[START Document extract]

Lonely Planet Publications Postcards

Japan

The information below is provided by Lonely Planet readers and is not verified by Lonely Planet. For the official lowdown, contact your nearest embassy or check out our Travel Links.

Travel Tips

The hot towel you get at the start of a meal is for your hands ONLY, It is not for your face. It is bad manners to use it on your face but you can
probably get away with it as a tourist. Older men sometimes use it on their face in working class establishments, but they are considered rude for doing so. Also, refrain from wiping your nose on it.
Anonymous (May 06)

In Japan there are a lot of free wireless internet hotspots. In the center of the big towns sometimes you get one or more hotspots which are free to use. Even some train stations have indoor-wireless lan. At Narita Airport itâ??s not free, but when you start your internet connection you are asked for your credit card and can use this wireless access 24 hours for ¥500, which is fair price, I think.
Anonymous (Oct 05)

Also the best place to access money via ATM is at a post office as most bank ATMs wont issue money unless the card is Japanese and issued by that bank, however, the ATMs are only accessible in business hours and not on Sundays as the post office is closed. Travellers cheques and dollars take about 1/2 hr to exchange at a bank.
Anonymous, Australia (Jun 05)

[END Document extract]
[START The records]

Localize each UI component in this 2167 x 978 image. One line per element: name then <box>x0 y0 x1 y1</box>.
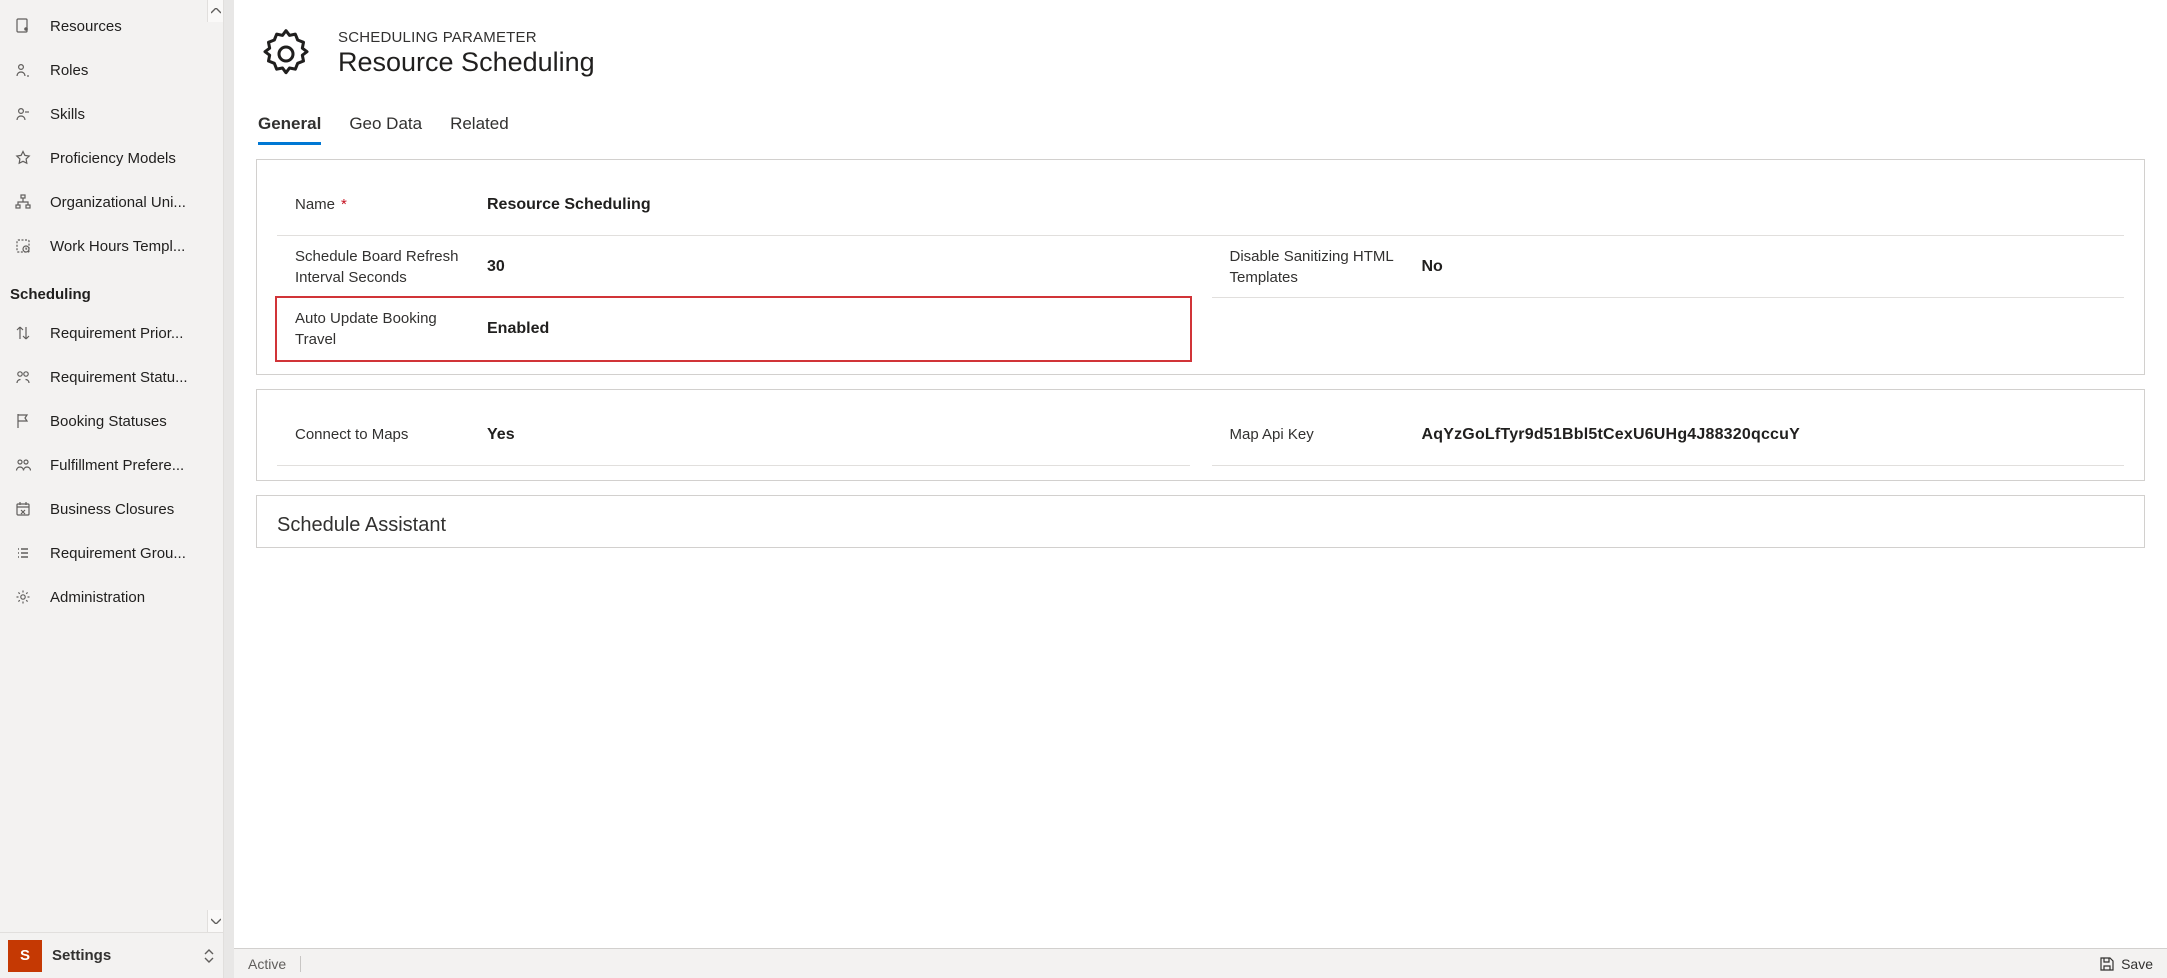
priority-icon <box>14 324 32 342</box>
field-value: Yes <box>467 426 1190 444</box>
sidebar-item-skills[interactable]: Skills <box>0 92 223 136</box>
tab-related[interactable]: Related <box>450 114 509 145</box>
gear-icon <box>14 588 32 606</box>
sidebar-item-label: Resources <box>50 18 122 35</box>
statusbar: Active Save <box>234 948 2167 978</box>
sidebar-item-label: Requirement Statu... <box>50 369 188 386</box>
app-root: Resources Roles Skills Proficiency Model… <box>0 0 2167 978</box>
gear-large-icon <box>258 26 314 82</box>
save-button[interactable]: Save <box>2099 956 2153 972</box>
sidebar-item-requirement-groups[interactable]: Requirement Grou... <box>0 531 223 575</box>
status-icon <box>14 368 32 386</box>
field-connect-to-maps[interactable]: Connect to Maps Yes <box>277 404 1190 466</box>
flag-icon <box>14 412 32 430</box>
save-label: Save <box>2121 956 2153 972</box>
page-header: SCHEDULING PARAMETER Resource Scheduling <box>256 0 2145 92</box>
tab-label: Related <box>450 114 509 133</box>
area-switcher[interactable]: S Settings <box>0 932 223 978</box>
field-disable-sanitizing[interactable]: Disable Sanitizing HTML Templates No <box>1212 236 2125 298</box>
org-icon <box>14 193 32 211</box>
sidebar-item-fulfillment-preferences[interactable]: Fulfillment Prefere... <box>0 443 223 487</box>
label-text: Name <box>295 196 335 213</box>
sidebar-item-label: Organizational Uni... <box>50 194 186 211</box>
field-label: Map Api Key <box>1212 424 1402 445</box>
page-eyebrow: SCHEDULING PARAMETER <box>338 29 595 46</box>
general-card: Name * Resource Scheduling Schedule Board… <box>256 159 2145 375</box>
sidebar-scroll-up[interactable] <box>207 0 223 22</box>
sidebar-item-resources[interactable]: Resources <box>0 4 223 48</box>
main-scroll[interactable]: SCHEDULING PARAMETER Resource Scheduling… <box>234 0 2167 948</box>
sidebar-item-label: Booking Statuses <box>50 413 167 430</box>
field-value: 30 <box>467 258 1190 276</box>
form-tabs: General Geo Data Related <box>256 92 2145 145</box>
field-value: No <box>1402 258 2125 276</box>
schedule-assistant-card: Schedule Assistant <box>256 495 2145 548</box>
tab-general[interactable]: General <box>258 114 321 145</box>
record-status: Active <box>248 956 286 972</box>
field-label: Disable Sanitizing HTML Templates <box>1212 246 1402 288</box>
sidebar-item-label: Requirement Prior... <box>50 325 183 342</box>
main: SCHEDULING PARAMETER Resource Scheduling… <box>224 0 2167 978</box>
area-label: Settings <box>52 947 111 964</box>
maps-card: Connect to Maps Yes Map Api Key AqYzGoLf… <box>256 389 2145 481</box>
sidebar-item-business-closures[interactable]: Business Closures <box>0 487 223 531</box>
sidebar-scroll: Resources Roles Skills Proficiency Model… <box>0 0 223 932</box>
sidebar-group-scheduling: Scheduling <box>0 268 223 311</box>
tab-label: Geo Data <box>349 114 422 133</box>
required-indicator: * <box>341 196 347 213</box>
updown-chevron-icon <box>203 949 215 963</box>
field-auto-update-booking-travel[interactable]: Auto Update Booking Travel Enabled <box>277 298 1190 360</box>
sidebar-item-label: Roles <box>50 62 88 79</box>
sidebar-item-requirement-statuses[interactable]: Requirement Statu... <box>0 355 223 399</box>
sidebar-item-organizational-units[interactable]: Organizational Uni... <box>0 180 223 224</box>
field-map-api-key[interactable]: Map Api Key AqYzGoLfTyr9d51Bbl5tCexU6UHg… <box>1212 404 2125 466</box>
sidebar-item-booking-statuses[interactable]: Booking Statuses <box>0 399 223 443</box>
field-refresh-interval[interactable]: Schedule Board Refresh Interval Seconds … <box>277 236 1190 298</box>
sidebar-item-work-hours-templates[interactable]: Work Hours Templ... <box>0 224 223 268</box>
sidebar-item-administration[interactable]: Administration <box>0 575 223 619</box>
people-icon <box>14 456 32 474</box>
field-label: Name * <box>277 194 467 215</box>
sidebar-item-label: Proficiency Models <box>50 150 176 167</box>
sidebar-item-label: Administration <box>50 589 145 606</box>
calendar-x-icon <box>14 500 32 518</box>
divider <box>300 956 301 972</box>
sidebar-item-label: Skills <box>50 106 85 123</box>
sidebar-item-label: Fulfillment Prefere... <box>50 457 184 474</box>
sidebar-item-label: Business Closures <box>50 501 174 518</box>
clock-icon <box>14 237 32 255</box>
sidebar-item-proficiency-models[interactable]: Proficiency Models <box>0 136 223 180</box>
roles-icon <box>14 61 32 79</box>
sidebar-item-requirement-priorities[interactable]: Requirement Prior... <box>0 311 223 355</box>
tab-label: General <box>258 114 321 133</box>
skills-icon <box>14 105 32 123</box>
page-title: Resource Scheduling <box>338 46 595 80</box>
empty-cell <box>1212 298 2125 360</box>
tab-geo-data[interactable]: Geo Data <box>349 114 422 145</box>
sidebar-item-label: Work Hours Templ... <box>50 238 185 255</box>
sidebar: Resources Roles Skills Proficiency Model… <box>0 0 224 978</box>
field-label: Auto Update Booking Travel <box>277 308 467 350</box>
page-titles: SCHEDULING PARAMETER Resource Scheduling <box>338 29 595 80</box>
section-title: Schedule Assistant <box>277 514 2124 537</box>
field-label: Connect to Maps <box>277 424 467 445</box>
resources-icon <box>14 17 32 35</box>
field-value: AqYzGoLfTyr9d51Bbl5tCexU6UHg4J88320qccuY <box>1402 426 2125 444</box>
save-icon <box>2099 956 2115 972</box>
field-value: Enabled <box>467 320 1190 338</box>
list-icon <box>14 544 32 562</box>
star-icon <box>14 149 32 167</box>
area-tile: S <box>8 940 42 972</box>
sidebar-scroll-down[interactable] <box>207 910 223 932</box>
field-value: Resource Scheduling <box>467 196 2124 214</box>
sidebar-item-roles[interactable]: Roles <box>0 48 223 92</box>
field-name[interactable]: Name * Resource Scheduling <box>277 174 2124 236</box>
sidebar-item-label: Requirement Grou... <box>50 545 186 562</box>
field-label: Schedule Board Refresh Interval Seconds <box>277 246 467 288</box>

[END The records]

> _Tasks to perform_
A. According to the Japan travel tips, how much does 24 hours of wireless access at Narita Airport cost?
B. Copy the records verbatim, from the line with "priority-icon <box>14 324 32 342</box>" up to and including the line with "schedule-assistant-card: Schedule Assistant".
The travel tips and the records are independent of each other.

> _Task solutions_
A. ¥500

B.
priority-icon <box>14 324 32 342</box>
field-value: Yes <box>467 426 1190 444</box>
sidebar-item-skills[interactable]: Skills <box>0 92 223 136</box>
tab-related[interactable]: Related <box>450 114 509 145</box>
gear-icon <box>14 588 32 606</box>
sidebar-item-label: Resources <box>50 18 122 35</box>
statusbar: Active Save <box>234 948 2167 978</box>
sidebar-item-label: Requirement Statu... <box>50 369 188 386</box>
app-root: Resources Roles Skills Proficiency Model… <box>0 0 2167 978</box>
gear-large-icon <box>258 26 314 82</box>
save-button[interactable]: Save <box>2099 956 2153 972</box>
sidebar-item-requirement-groups[interactable]: Requirement Grou... <box>0 531 223 575</box>
status-icon <box>14 368 32 386</box>
field-connect-to-maps[interactable]: Connect to Maps Yes <box>277 404 1190 466</box>
flag-icon <box>14 412 32 430</box>
save-label: Save <box>2121 956 2153 972</box>
page-header: SCHEDULING PARAMETER Resource Scheduling <box>256 0 2145 92</box>
tab-label: Related <box>450 114 509 133</box>
area-switcher[interactable]: S Settings <box>0 932 223 978</box>
field-disable-sanitizing[interactable]: Disable Sanitizing HTML Templates No <box>1212 236 2125 298</box>
org-icon <box>14 193 32 211</box>
sidebar-item-fulfillment-preferences[interactable]: Fulfillment Prefere... <box>0 443 223 487</box>
label-text: Name <box>295 196 335 213</box>
sidebar-item-label: Organizational Uni... <box>50 194 186 211</box>
field-label: Map Api Key <box>1212 424 1402 445</box>
page-eyebrow: SCHEDULING PARAMETER <box>338 29 595 46</box>
general-card: Name * Resource Scheduling Schedule Board… <box>256 159 2145 375</box>
sidebar-scroll-up[interactable] <box>207 0 223 22</box>
sidebar-item-resources[interactable]: Resources <box>0 4 223 48</box>
main-scroll[interactable]: SCHEDULING PARAMETER Resource Scheduling… <box>234 0 2167 948</box>
sidebar-item-label: Booking Statuses <box>50 413 167 430</box>
field-value: 30 <box>467 258 1190 276</box>
form-tabs: General Geo Data Related <box>256 92 2145 145</box>
field-value: No <box>1402 258 2125 276</box>
schedule-assistant-card: Schedule Assistant <box>256 495 2145 548</box>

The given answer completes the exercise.